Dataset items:
┏━━
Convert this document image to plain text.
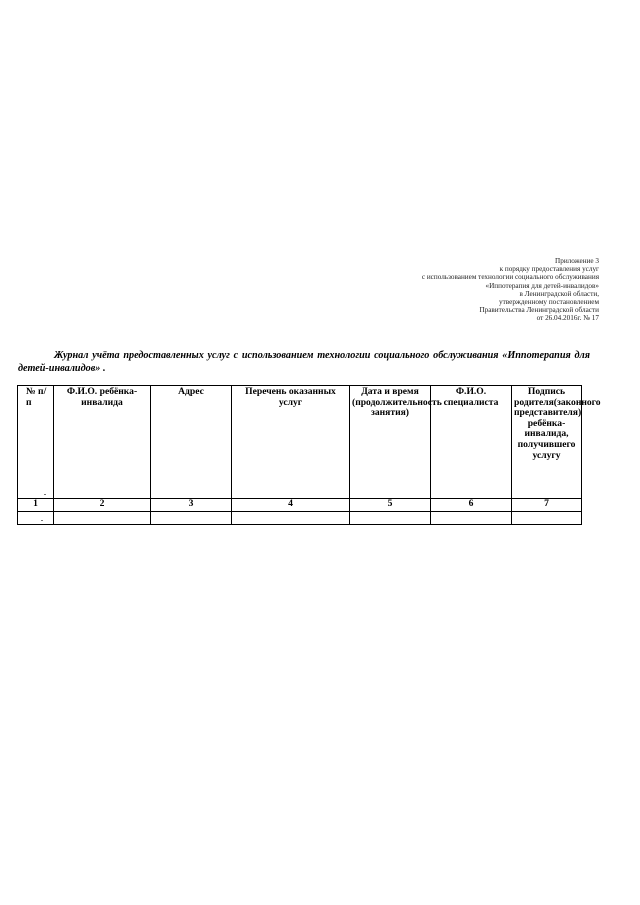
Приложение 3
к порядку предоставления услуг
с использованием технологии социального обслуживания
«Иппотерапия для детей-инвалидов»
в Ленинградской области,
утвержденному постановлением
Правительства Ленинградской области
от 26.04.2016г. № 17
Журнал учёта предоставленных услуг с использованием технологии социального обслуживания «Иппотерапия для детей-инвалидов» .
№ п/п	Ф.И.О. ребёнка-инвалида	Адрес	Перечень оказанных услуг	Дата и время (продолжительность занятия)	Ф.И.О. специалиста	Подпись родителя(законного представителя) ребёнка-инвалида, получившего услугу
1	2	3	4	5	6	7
┗━━
┏━━
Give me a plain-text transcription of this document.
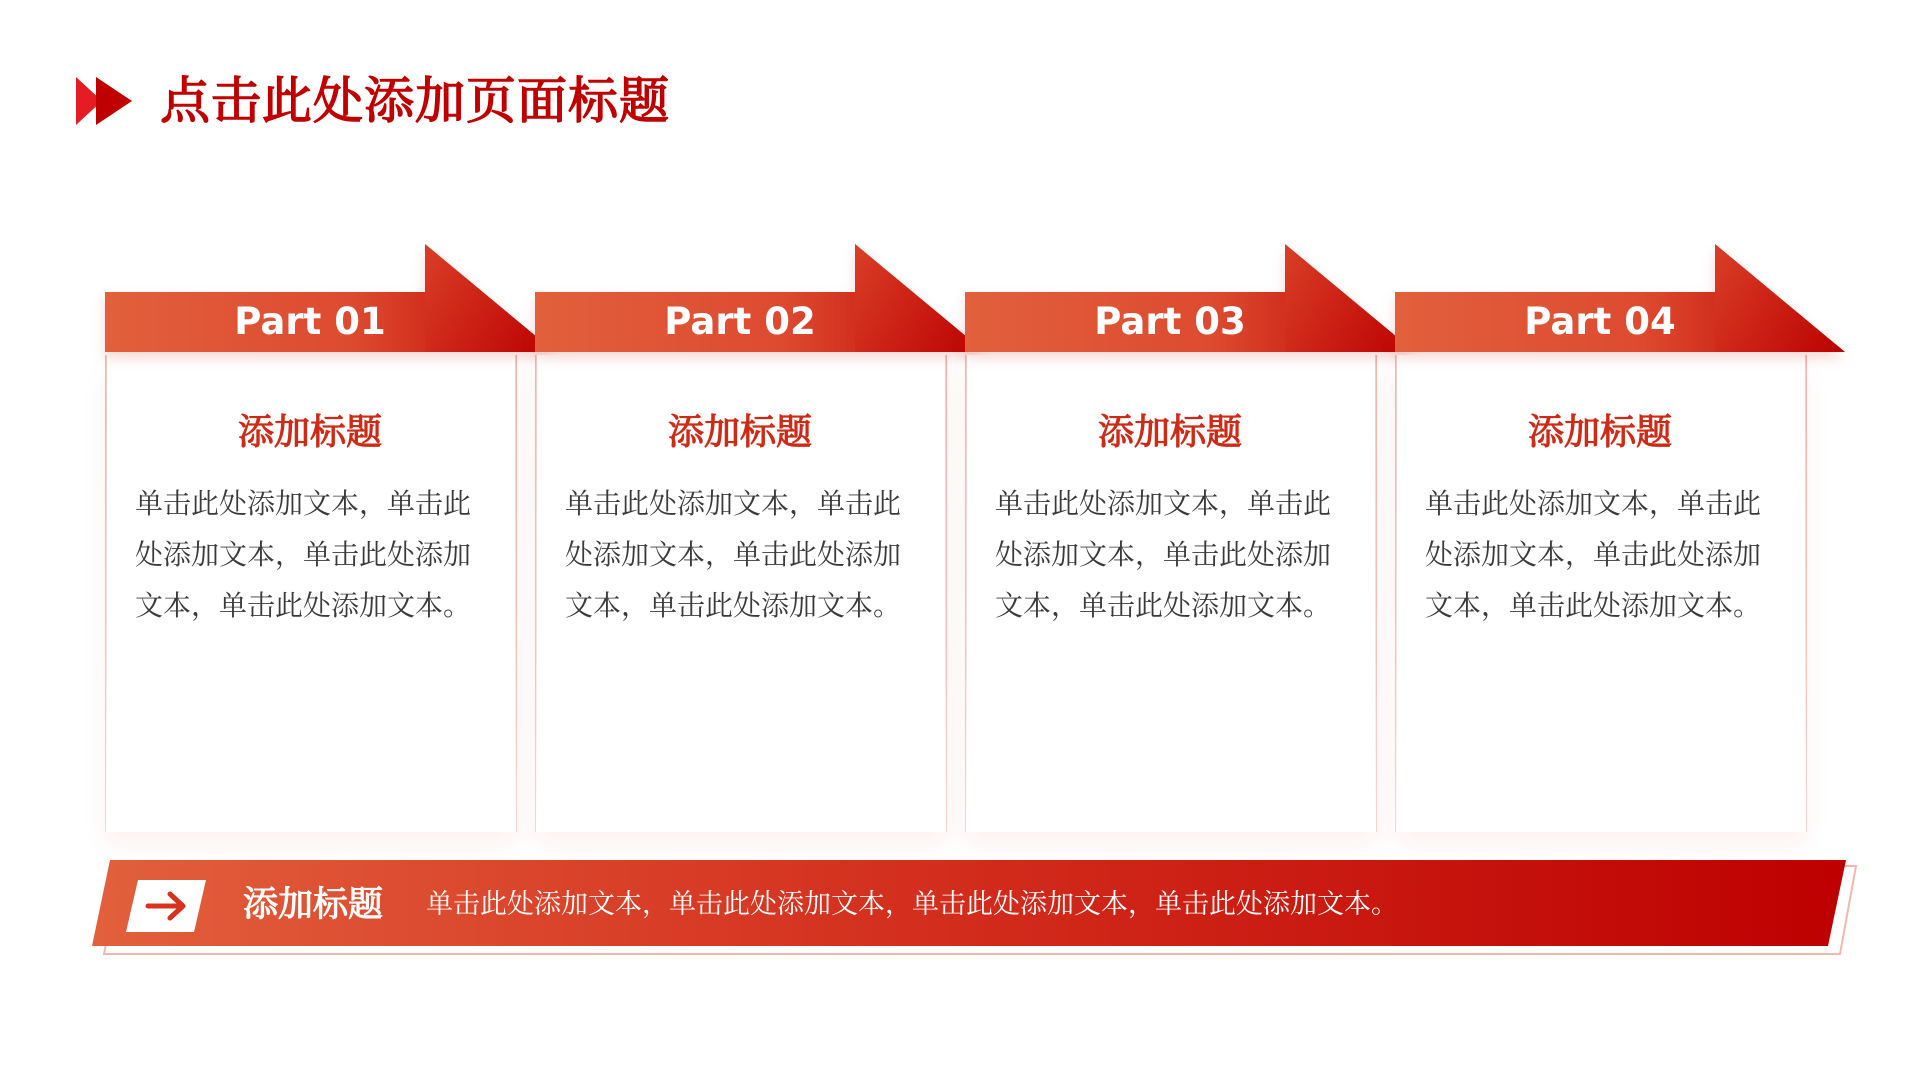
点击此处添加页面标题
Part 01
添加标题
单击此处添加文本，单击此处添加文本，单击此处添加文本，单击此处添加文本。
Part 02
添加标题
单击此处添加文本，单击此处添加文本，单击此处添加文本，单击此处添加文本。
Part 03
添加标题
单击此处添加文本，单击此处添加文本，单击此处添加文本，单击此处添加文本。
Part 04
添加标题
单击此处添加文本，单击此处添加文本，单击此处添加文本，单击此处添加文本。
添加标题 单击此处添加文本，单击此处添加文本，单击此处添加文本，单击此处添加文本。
┗━━
Search the listing for the string "социального". Copy each line where it turns up.

Written answer:
с использованием технологии социального обслуживания
Журнал учёта предоставленных услуг с использованием технологии социального обслуживания «Иппотерапия для детей-инвалидов» .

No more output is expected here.